* Your instructions *
Look through the data for the string "ends". Copy every line where it is found.
* start Exercise materials *
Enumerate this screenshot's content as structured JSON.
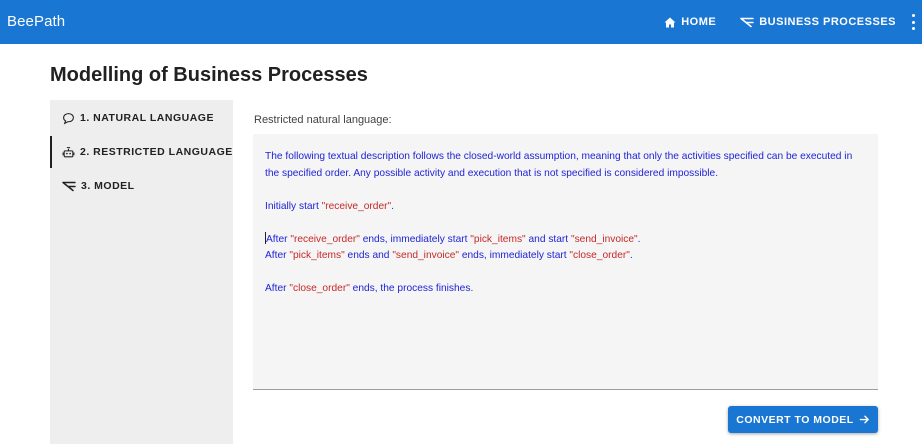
{
  "app": {
    "title": "BeePath"
  },
  "nav": {
    "home": {
      "label": "HOME",
      "icon": "home-icon"
    },
    "business_processes": {
      "label": "BUSINESS PROCESSES",
      "icon": "process-icon"
    },
    "more": {
      "icon": "more-vert-icon"
    }
  },
  "page": {
    "title": "Modelling of Business Processes"
  },
  "steps": [
    {
      "label": "1. NATURAL LANGUAGE",
      "icon": "chat-bubble-icon",
      "active": false
    },
    {
      "label": "2. RESTRICTED LANGUAGE",
      "icon": "robot-icon",
      "active": true
    },
    {
      "label": "3. MODEL",
      "icon": "process-icon",
      "active": false
    }
  ],
  "editor": {
    "label": "Restricted natural language:",
    "intro": "The following textual description follows the closed-world assumption, meaning that only the activities specified can be executed in the specified order. Any possible activity and execution that is not specified is considered impossible.",
    "line1": {
      "a": "Initially start ",
      "b": "\"receive_order\"",
      "c": "."
    },
    "line2": {
      "a": "After ",
      "b": "\"receive_order\"",
      "c": " ends, immediately start ",
      "d": "\"pick_items\"",
      "e": " and start ",
      "f": "\"send_invoice\"",
      "g": "."
    },
    "line3": {
      "a": "After ",
      "b": "\"pick_items\"",
      "c": " ends and ",
      "d": "\"send_invoice\"",
      "e": " ends, immediately start ",
      "f": "\"close_order\"",
      "g": "."
    },
    "line4": {
      "a": "After ",
      "b": "\"close_order\"",
      "c": " ends, the process finishes."
    }
  },
  "actions": {
    "convert": "CONVERT TO MODEL"
  },
  "colors": {
    "primary": "#1976d2",
    "text_blue": "#1f24d6",
    "quote_red": "#c62828",
    "sidebar_bg": "#eeeeee"
  }
}
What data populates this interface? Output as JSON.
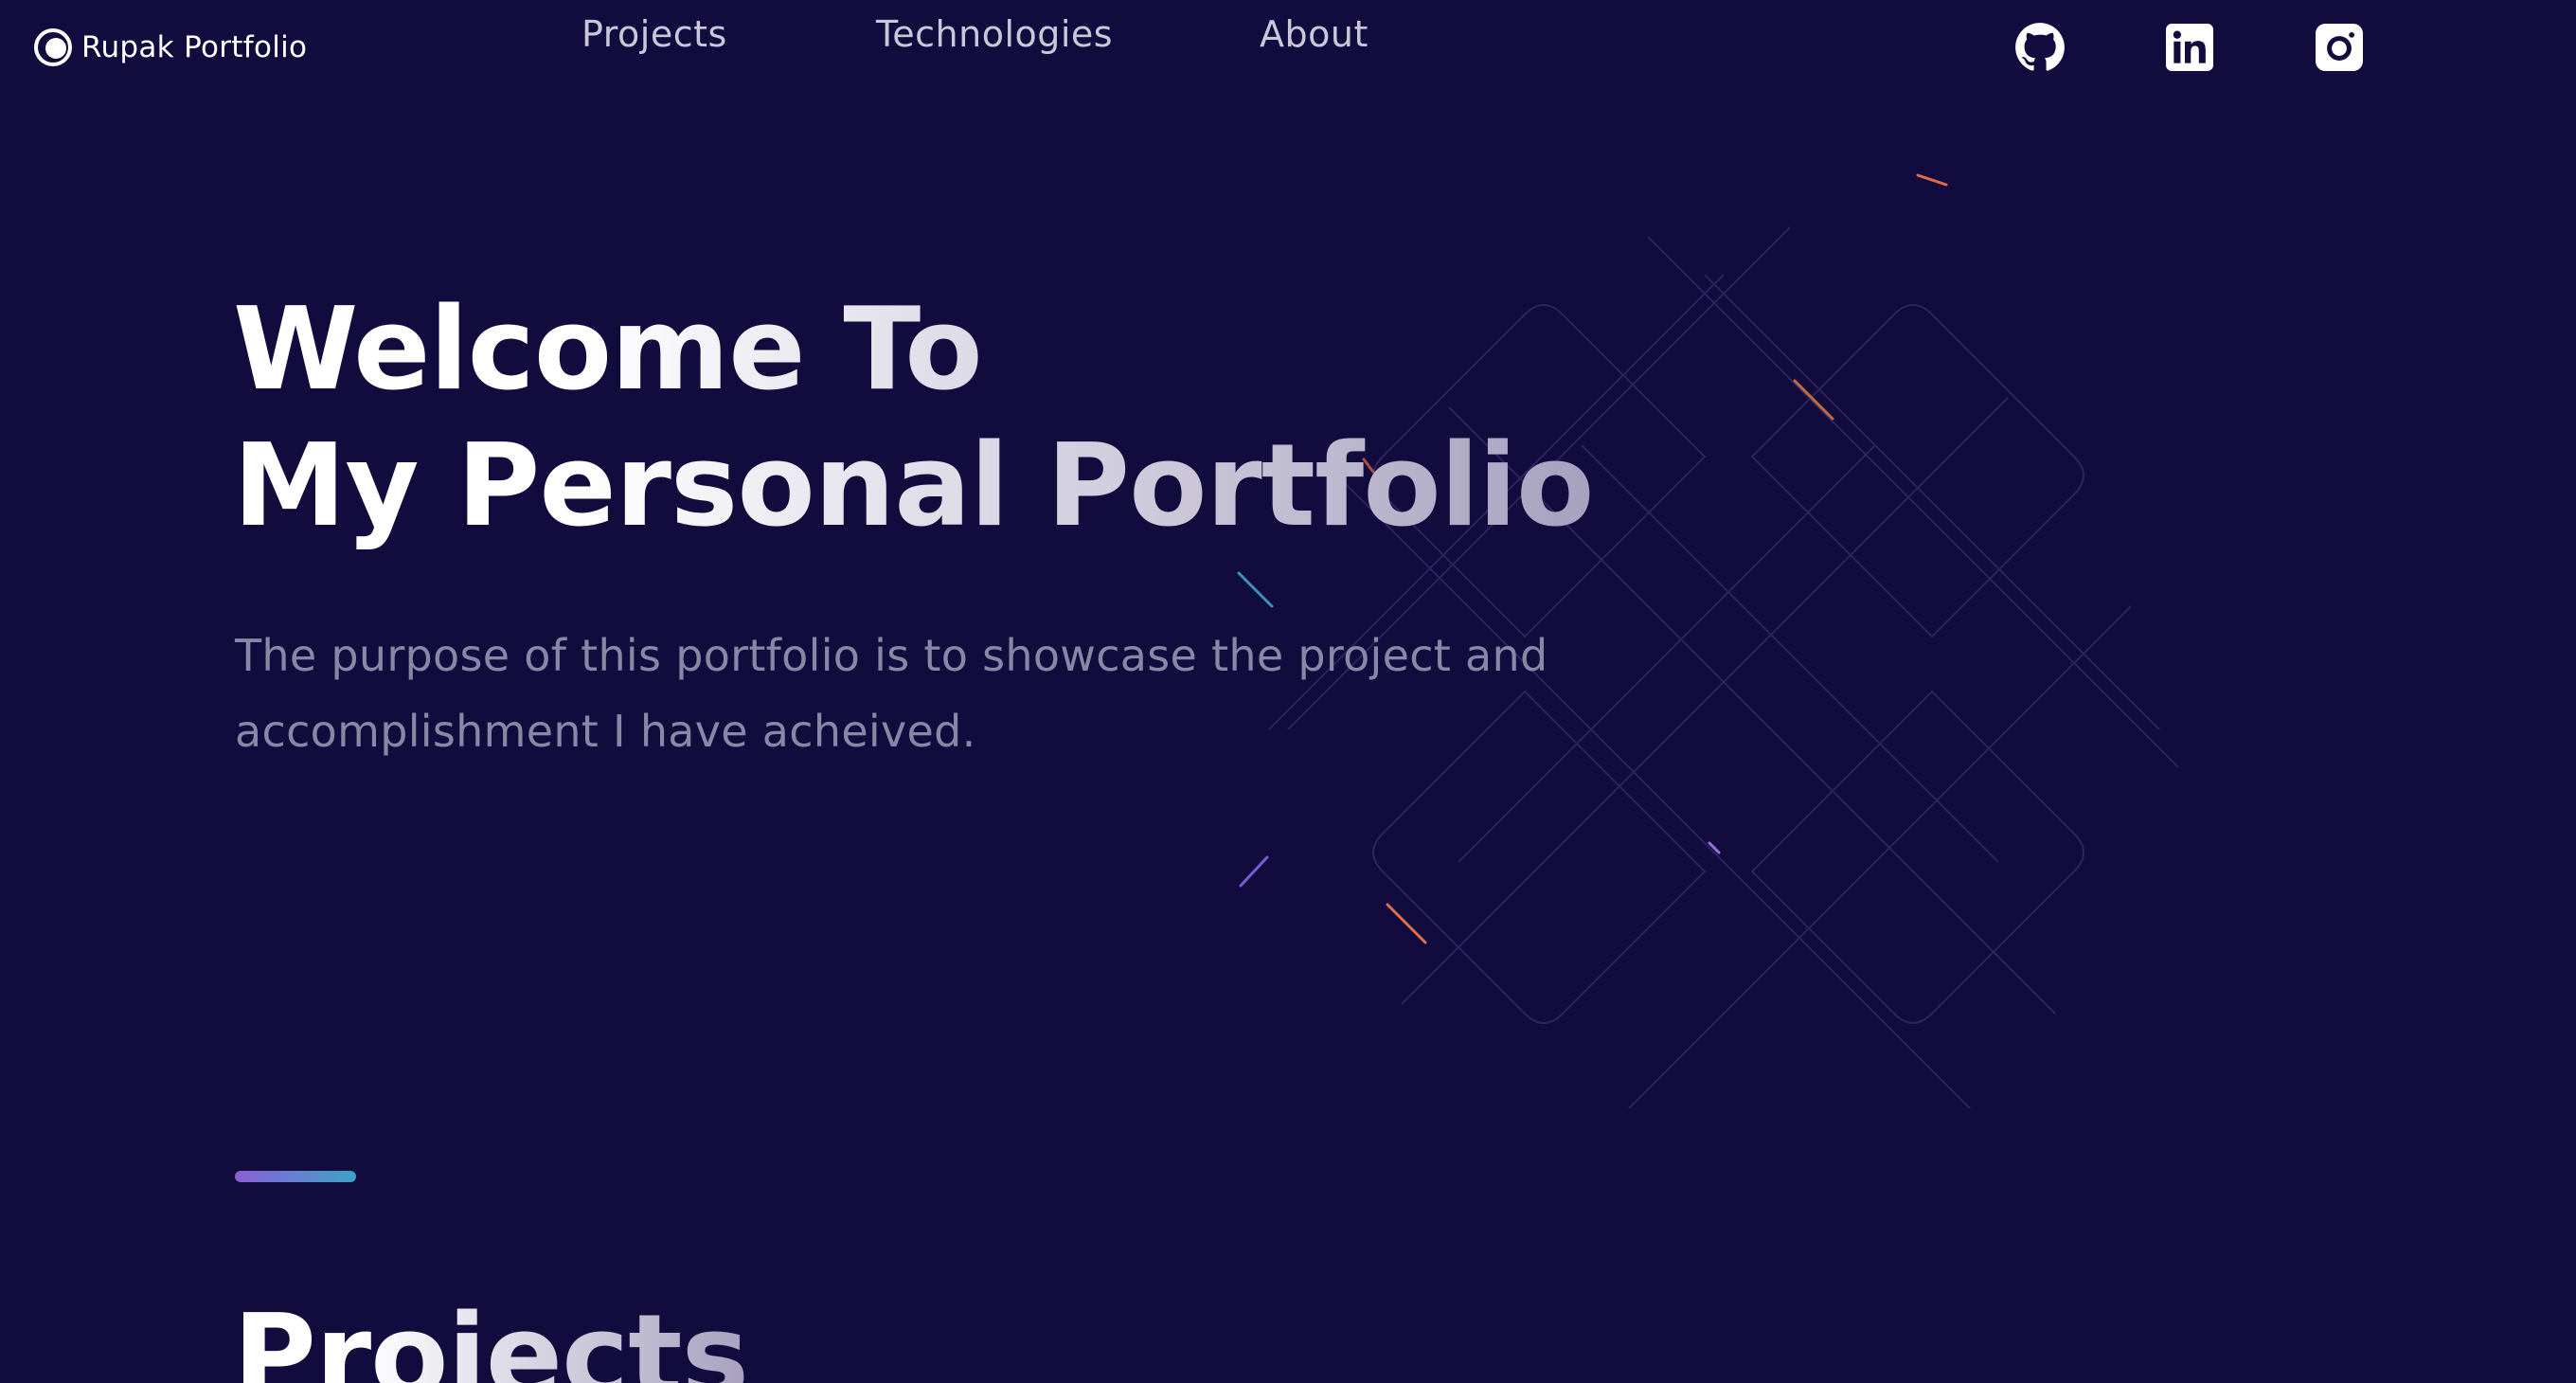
{
  "nav": {
    "brand": "Rupak Portfolio",
    "links": [
      {
        "label": "Projects"
      },
      {
        "label": "Technologies"
      },
      {
        "label": "About"
      }
    ],
    "social": [
      {
        "icon": "github-icon"
      },
      {
        "icon": "linkedin-icon"
      },
      {
        "icon": "instagram-icon"
      }
    ]
  },
  "hero": {
    "title_line1": "Welcome To",
    "title_line2": "My Personal Portfolio",
    "subtitle": "The purpose of this portfolio is to showcase the project and accomplishment I have acheived."
  },
  "section": {
    "title": "Projects"
  },
  "colors": {
    "background": "#120c3e",
    "text": "#ffffff",
    "muted_text": "#8a86a6",
    "accent_gradient_start": "#8b5fd6",
    "accent_gradient_end": "#3fa2c8"
  }
}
* end Exercise materials *
* Answer to this problem *
      "c": " ends, immediately start ",
      "c": " ends and ",
      "e": " ends, immediately start ",
      "c": " ends, the process finishes."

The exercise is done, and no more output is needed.